**WRITTEN EXERCISE**:
Strip the pictures and reproduce the rest of the listing exactly.

-------- ENTRIES SUPPLIED

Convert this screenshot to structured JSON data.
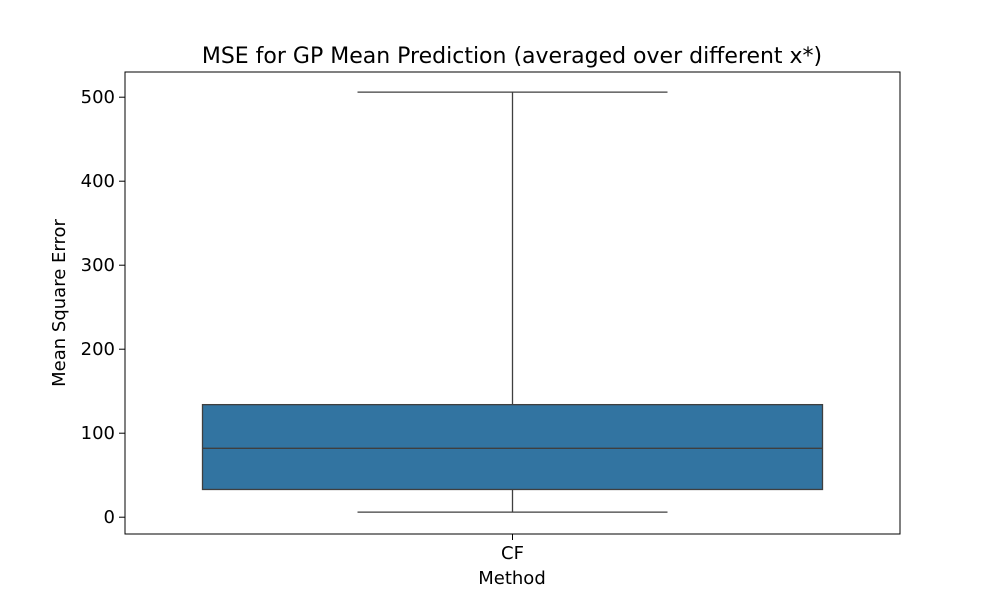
{
  "chart_data": {
    "type": "box",
    "title": "MSE for GP Mean Prediction (averaged over different x*)",
    "xlabel": "Method",
    "ylabel": "Mean Square Error",
    "categories": [
      "CF"
    ],
    "boxes": [
      {
        "category": "CF",
        "whisker_low": 6,
        "q1": 33,
        "median": 82,
        "q3": 134,
        "whisker_high": 506
      }
    ],
    "ylim": [
      -20,
      530
    ],
    "yticks": [
      0,
      100,
      200,
      300,
      400,
      500
    ],
    "grid": false,
    "box_color": "#3274a1",
    "line_color": "#3f3f3f"
  }
}
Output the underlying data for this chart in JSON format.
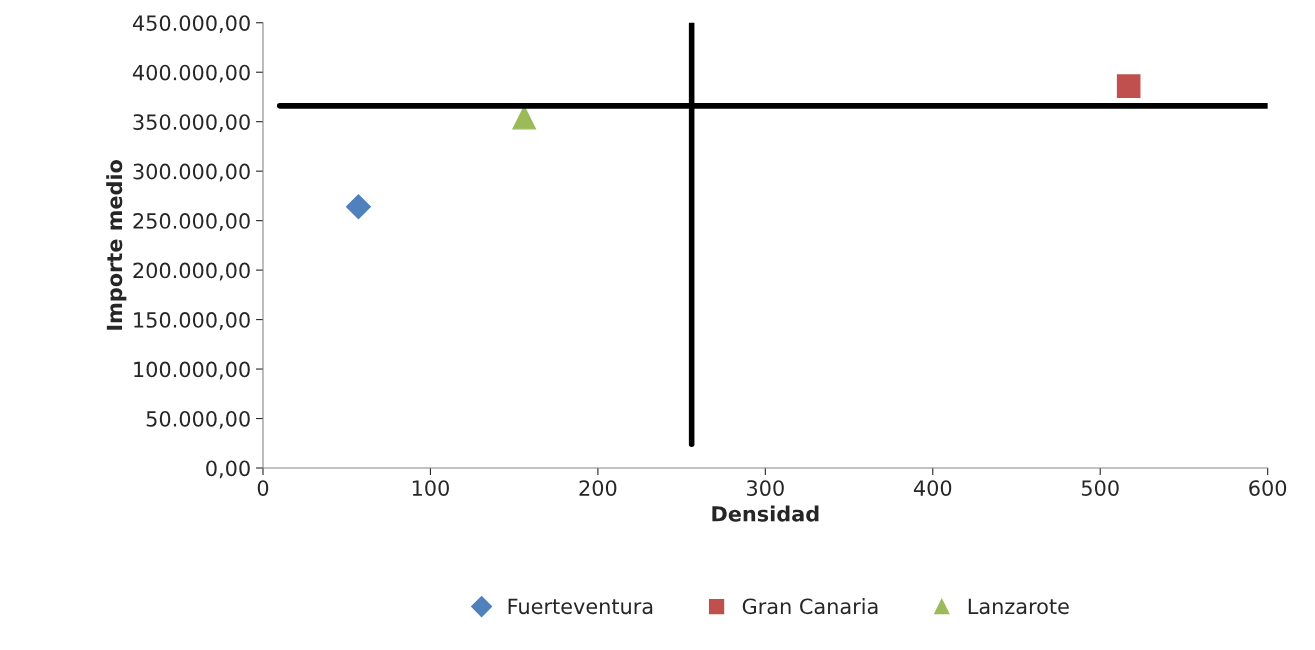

----------------

**RESPONSE TO THIS TASK**:
Convert this screenshot to structured JSON data.
{
  "chart_data": {
    "type": "box",
    "title": "MSE for GP Mean Prediction (averaged over different x*)",
    "xlabel": "Method",
    "ylabel": "Mean Square Error",
    "categories": [
      "CF"
    ],
    "boxes": [
      {
        "category": "CF",
        "whisker_low": 6,
        "q1": 33,
        "median": 82,
        "q3": 134,
        "whisker_high": 506
      }
    ],
    "ylim": [
      -20,
      530
    ],
    "yticks": [
      0,
      100,
      200,
      300,
      400,
      500
    ],
    "grid": false,
    "box_color": "#3274a1",
    "line_color": "#3f3f3f"
  }
}
Output the underlying data for this chart in JSON format.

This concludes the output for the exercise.